**WHAT THE TASK ASKS:** Copy every line of the records below that holds the word "JSON".

Figure record extracts:
BEGIN
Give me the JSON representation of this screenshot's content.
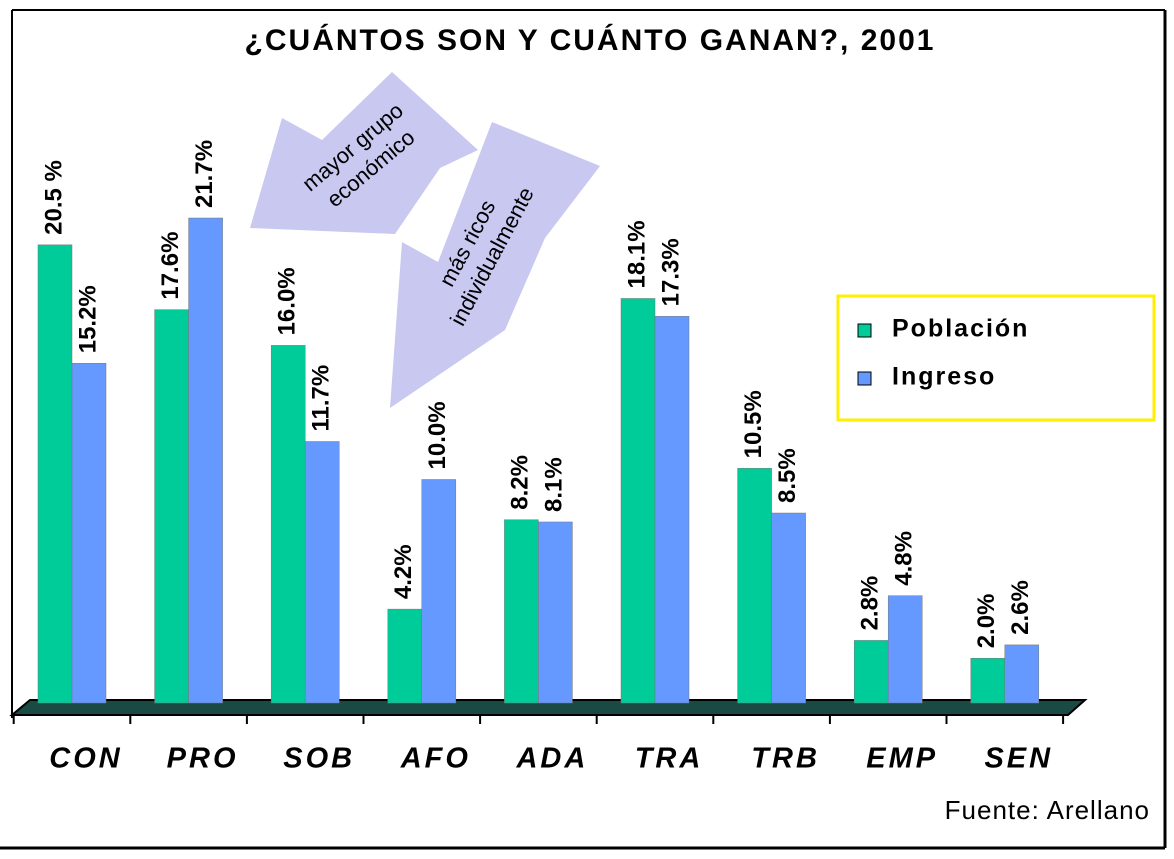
{
  "chart_data": {
    "type": "bar",
    "title": "¿CUÁNTOS SON Y CUÁNTO GANAN?, 2001",
    "categories": [
      "CON",
      "PRO",
      "SOB",
      "AFO",
      "ADA",
      "TRA",
      "TRB",
      "EMP",
      "SEN"
    ],
    "series": [
      {
        "name": "Población",
        "color": "#00cc99",
        "values": [
          20.5,
          17.6,
          16.0,
          4.2,
          8.2,
          18.1,
          10.5,
          2.8,
          2.0
        ],
        "value_labels": [
          "20.5 %",
          "17.6%",
          "16.0%",
          "4.2%",
          "8.2%",
          "18.1%",
          "10.5%",
          "2.8%",
          "2.0%"
        ]
      },
      {
        "name": "Ingreso",
        "color": "#6699ff",
        "values": [
          15.2,
          21.7,
          11.7,
          10.0,
          8.1,
          17.3,
          8.5,
          4.8,
          2.6
        ],
        "value_labels": [
          "15.2%",
          "21.7%",
          "11.7%",
          "10.0%",
          "8.1%",
          "17.3%",
          "8.5%",
          "4.8%",
          "2.6%"
        ]
      }
    ],
    "annotations": [
      [
        "mayor grupo",
        "económico"
      ],
      [
        "más ricos",
        "individualmente"
      ]
    ],
    "source": "Fuente: Arellano"
  }
}
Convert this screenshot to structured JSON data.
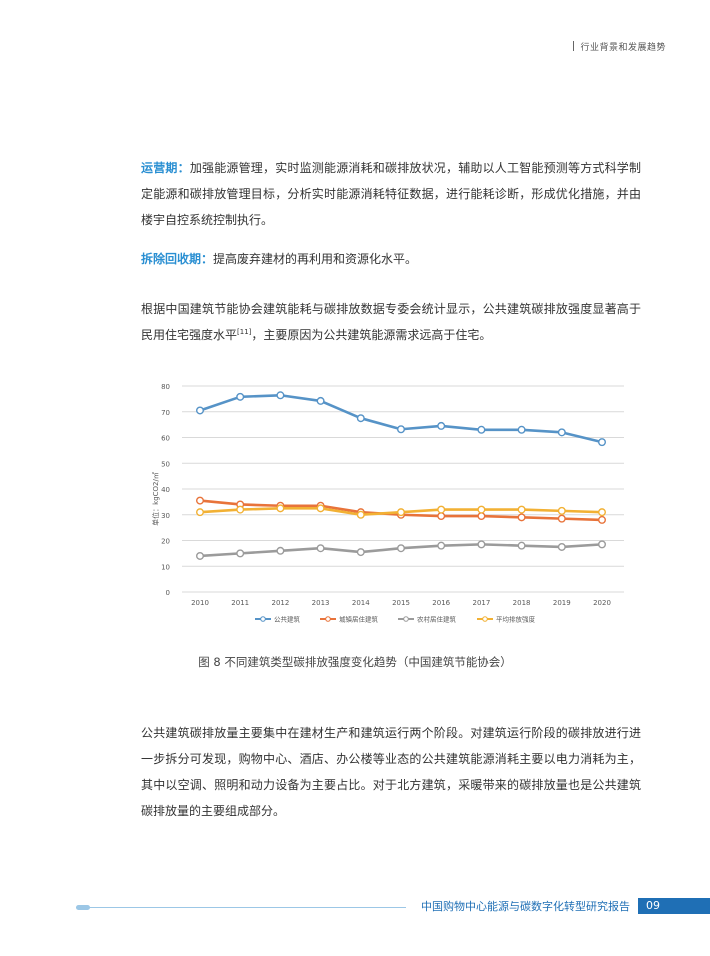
{
  "header": {
    "section": "行业背景和发展趋势"
  },
  "paragraphs": {
    "p1": {
      "keyword": "运营期：",
      "text": "加强能源管理，实时监测能源消耗和碳排放状况，辅助以人工智能预测等方式科学制定能源和碳排放管理目标，分析实时能源消耗特征数据，进行能耗诊断，形成优化措施，并由楼宇自控系统控制执行。"
    },
    "p2": {
      "keyword": "拆除回收期：",
      "text": "提高废弃建材的再利用和资源化水平。"
    },
    "p3": {
      "text_a": "根据中国建筑节能协会建筑能耗与碳排放数据专委会统计显示，公共建筑碳排放强度显著高于民用住宅强度水平",
      "ref": "[11]",
      "text_b": "，主要原因为公共建筑能源需求远高于住宅。"
    },
    "p4": {
      "text": "公共建筑碳排放量主要集中在建材生产和建筑运行两个阶段。对建筑运行阶段的碳排放进行进一步拆分可发现，购物中心、酒店、办公楼等业态的公共建筑能源消耗主要以电力消耗为主，其中以空调、照明和动力设备为主要占比。对于北方建筑，采暖带来的碳排放量也是公共建筑碳排放量的主要组成部分。"
    }
  },
  "caption": "图 8  不同建筑类型碳排放强度变化趋势（中国建筑节能协会）",
  "footer": {
    "title": "中国购物中心能源与碳数字化转型研究报告",
    "page": "09"
  },
  "chart_data": {
    "type": "line",
    "x": [
      "2010",
      "2011",
      "2012",
      "2013",
      "2014",
      "2015",
      "2016",
      "2017",
      "2018",
      "2019",
      "2020"
    ],
    "ylabel": "单位：kgCO2/㎡",
    "ylim": [
      0,
      80
    ],
    "yticks": [
      0,
      10,
      20,
      30,
      40,
      50,
      60,
      70,
      80
    ],
    "grid": true,
    "legend_position": "bottom",
    "series": [
      {
        "name": "公共建筑",
        "color": "#5693c7",
        "values": [
          70.5,
          75.8,
          76.4,
          74.2,
          67.5,
          63.2,
          64.5,
          63.0,
          63.0,
          62.0,
          58.2
        ]
      },
      {
        "name": "城镇居住建筑",
        "color": "#e8733a",
        "values": [
          35.5,
          34.0,
          33.5,
          33.5,
          31.0,
          30.0,
          29.5,
          29.5,
          29.0,
          28.5,
          28.0
        ]
      },
      {
        "name": "农村居住建筑",
        "color": "#9b9b9b",
        "values": [
          14.0,
          15.0,
          16.0,
          17.0,
          15.5,
          17.0,
          18.0,
          18.5,
          18.0,
          17.5,
          18.5
        ]
      },
      {
        "name": "平均排放强度",
        "color": "#f2b134",
        "values": [
          31.0,
          32.0,
          32.5,
          32.5,
          30.0,
          31.0,
          32.0,
          32.0,
          32.0,
          31.5,
          31.0
        ]
      }
    ]
  }
}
END
**RESPONSE:**
Give me the JSON representation of this screenshot's content.
Convert this screenshot to structured JSON data.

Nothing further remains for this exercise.